» Exercise:
Set every record down verbatim and omit the pictures.

» Listed entries:
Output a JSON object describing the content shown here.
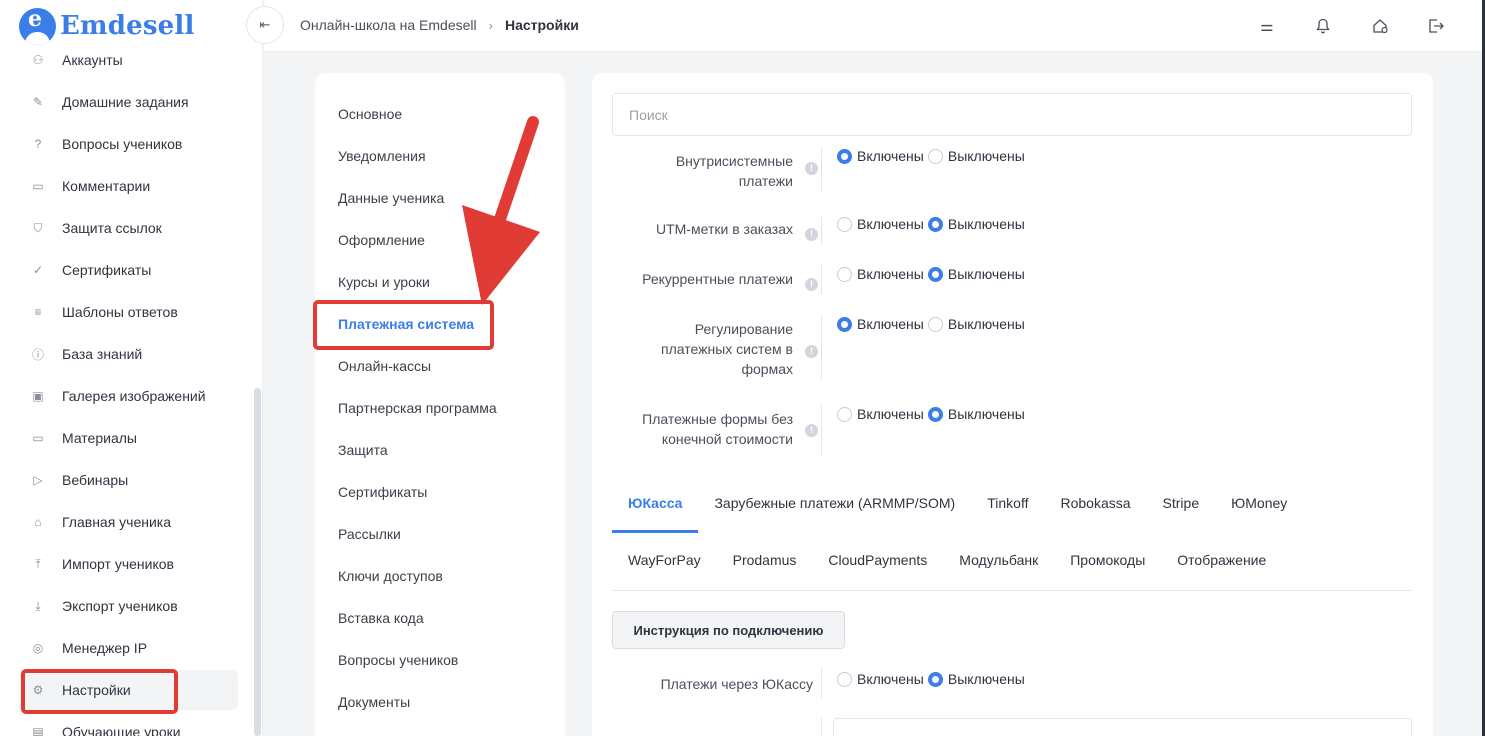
{
  "logo": {
    "letter": "e",
    "text": "Emdesell"
  },
  "sidebar": {
    "items": [
      {
        "label": "Аккаунты",
        "icon": "users-icon",
        "glyph": "⚇"
      },
      {
        "label": "Домашние задания",
        "icon": "pencil-icon",
        "glyph": "✎"
      },
      {
        "label": "Вопросы учеников",
        "icon": "question-icon",
        "glyph": "?"
      },
      {
        "label": "Комментарии",
        "icon": "comment-icon",
        "glyph": "▭"
      },
      {
        "label": "Защита ссылок",
        "icon": "shield-icon",
        "glyph": "⛉"
      },
      {
        "label": "Сертификаты",
        "icon": "badge-check-icon",
        "glyph": "✓"
      },
      {
        "label": "Шаблоны ответов",
        "icon": "list-icon",
        "glyph": "≡"
      },
      {
        "label": "База знаний",
        "icon": "info-icon",
        "glyph": "ⓘ"
      },
      {
        "label": "Галерея изображений",
        "icon": "image-icon",
        "glyph": "▣"
      },
      {
        "label": "Материалы",
        "icon": "folder-icon",
        "glyph": "▭"
      },
      {
        "label": "Вебинары",
        "icon": "play-icon",
        "glyph": "▷"
      },
      {
        "label": "Главная ученика",
        "icon": "home-icon",
        "glyph": "⌂"
      },
      {
        "label": "Импорт учеников",
        "icon": "upload-icon",
        "glyph": "⤒"
      },
      {
        "label": "Экспорт учеников",
        "icon": "download-icon",
        "glyph": "⤓"
      },
      {
        "label": "Менеджер IP",
        "icon": "target-icon",
        "glyph": "◎"
      },
      {
        "label": "Настройки",
        "icon": "gear-icon",
        "glyph": "⚙"
      },
      {
        "label": "Обучающие уроки",
        "icon": "film-icon",
        "glyph": "▤"
      }
    ]
  },
  "header": {
    "collapse_glyph": "⇤",
    "breadcrumb_root": "Онлайн-школа на Emdesell",
    "breadcrumb_sep": "›",
    "breadcrumb_current": "Настройки",
    "icons": [
      {
        "name": "sliders-icon",
        "glyph": "⚌"
      },
      {
        "name": "bell-icon",
        "glyph": "🔔"
      },
      {
        "name": "home-settings-icon",
        "glyph": "⌂"
      },
      {
        "name": "logout-icon",
        "glyph": "⇥"
      }
    ]
  },
  "settings_menu": {
    "items": [
      "Основное",
      "Уведомления",
      "Данные ученика",
      "Оформление",
      "Курсы и уроки",
      "Платежная система",
      "Онлайн-кассы",
      "Партнерская программа",
      "Защита",
      "Сертификаты",
      "Рассылки",
      "Ключи доступов",
      "Вставка кода",
      "Вопросы учеников",
      "Документы"
    ],
    "active_index": 5
  },
  "main": {
    "search_placeholder": "Поиск",
    "info_glyph": "!",
    "on_label": "Включены",
    "off_label": "Выключены",
    "settings": [
      {
        "lines": [
          "Внутрисистемные",
          "платежи"
        ],
        "enabled": true
      },
      {
        "lines": [
          "UTM-метки в заказах"
        ],
        "enabled": false
      },
      {
        "lines": [
          "Рекуррентные платежи"
        ],
        "enabled": false
      },
      {
        "lines": [
          "Регулирование",
          "платежных систем в",
          "формах"
        ],
        "enabled": true
      },
      {
        "lines": [
          "Платежные формы без",
          "конечной стоимости"
        ],
        "enabled": false
      }
    ],
    "tabs_row1": [
      "ЮКасса",
      "Зарубежные платежи (ARMMP/SOM)",
      "Tinkoff",
      "Robokassa",
      "Stripe",
      "ЮMoney"
    ],
    "tabs_row2": [
      "WayForPay",
      "Prodamus",
      "CloudPayments",
      "Модульбанк",
      "Промокоды",
      "Отображение"
    ],
    "active_tab": "ЮКасса",
    "instruction_button": "Инструкция по подключению",
    "yookassa_label": "Платежи через ЮКассу",
    "yookassa_enabled": false
  },
  "colors": {
    "accent": "#3b7de9",
    "highlight": "#e03b35"
  }
}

» Result for this exercise:
Output a JSON object describing the content shown here.
{
  "logo": {
    "letter": "e",
    "text": "Emdesell"
  },
  "sidebar": {
    "items": [
      {
        "label": "Аккаунты",
        "icon": "users-icon",
        "glyph": "⚇"
      },
      {
        "label": "Домашние задания",
        "icon": "pencil-icon",
        "glyph": "✎"
      },
      {
        "label": "Вопросы учеников",
        "icon": "question-icon",
        "glyph": "?"
      },
      {
        "label": "Комментарии",
        "icon": "comment-icon",
        "glyph": "▭"
      },
      {
        "label": "Защита ссылок",
        "icon": "shield-icon",
        "glyph": "⛉"
      },
      {
        "label": "Сертификаты",
        "icon": "badge-check-icon",
        "glyph": "✓"
      },
      {
        "label": "Шаблоны ответов",
        "icon": "list-icon",
        "glyph": "≡"
      },
      {
        "label": "База знаний",
        "icon": "info-icon",
        "glyph": "ⓘ"
      },
      {
        "label": "Галерея изображений",
        "icon": "image-icon",
        "glyph": "▣"
      },
      {
        "label": "Материалы",
        "icon": "folder-icon",
        "glyph": "▭"
      },
      {
        "label": "Вебинары",
        "icon": "play-icon",
        "glyph": "▷"
      },
      {
        "label": "Главная ученика",
        "icon": "home-icon",
        "glyph": "⌂"
      },
      {
        "label": "Импорт учеников",
        "icon": "upload-icon",
        "glyph": "⤒"
      },
      {
        "label": "Экспорт учеников",
        "icon": "download-icon",
        "glyph": "⤓"
      },
      {
        "label": "Менеджер IP",
        "icon": "target-icon",
        "glyph": "◎"
      },
      {
        "label": "Настройки",
        "icon": "gear-icon",
        "glyph": "⚙"
      },
      {
        "label": "Обучающие уроки",
        "icon": "film-icon",
        "glyph": "▤"
      }
    ]
  },
  "header": {
    "collapse_glyph": "⇤",
    "breadcrumb_root": "Онлайн-школа на Emdesell",
    "breadcrumb_sep": "›",
    "breadcrumb_current": "Настройки",
    "icons": [
      {
        "name": "sliders-icon",
        "glyph": "⚌"
      },
      {
        "name": "bell-icon",
        "glyph": "🔔"
      },
      {
        "name": "home-settings-icon",
        "glyph": "⌂"
      },
      {
        "name": "logout-icon",
        "glyph": "⇥"
      }
    ]
  },
  "settings_menu": {
    "items": [
      "Основное",
      "Уведомления",
      "Данные ученика",
      "Оформление",
      "Курсы и уроки",
      "Платежная система",
      "Онлайн-кассы",
      "Партнерская программа",
      "Защита",
      "Сертификаты",
      "Рассылки",
      "Ключи доступов",
      "Вставка кода",
      "Вопросы учеников",
      "Документы"
    ],
    "active_index": 5
  },
  "main": {
    "search_placeholder": "Поиск",
    "info_glyph": "!",
    "on_label": "Включены",
    "off_label": "Выключены",
    "settings": [
      {
        "lines": [
          "Внутрисистемные",
          "платежи"
        ],
        "enabled": true
      },
      {
        "lines": [
          "UTM-метки в заказах"
        ],
        "enabled": false
      },
      {
        "lines": [
          "Рекуррентные платежи"
        ],
        "enabled": false
      },
      {
        "lines": [
          "Регулирование",
          "платежных систем в",
          "формах"
        ],
        "enabled": true
      },
      {
        "lines": [
          "Платежные формы без",
          "конечной стоимости"
        ],
        "enabled": false
      }
    ],
    "tabs_row1": [
      "ЮКасса",
      "Зарубежные платежи (ARMMP/SOM)",
      "Tinkoff",
      "Robokassa",
      "Stripe",
      "ЮMoney"
    ],
    "tabs_row2": [
      "WayForPay",
      "Prodamus",
      "CloudPayments",
      "Модульбанк",
      "Промокоды",
      "Отображение"
    ],
    "active_tab": "ЮКасса",
    "instruction_button": "Инструкция по подключению",
    "yookassa_label": "Платежи через ЮКассу",
    "yookassa_enabled": false
  },
  "colors": {
    "accent": "#3b7de9",
    "highlight": "#e03b35"
  }
}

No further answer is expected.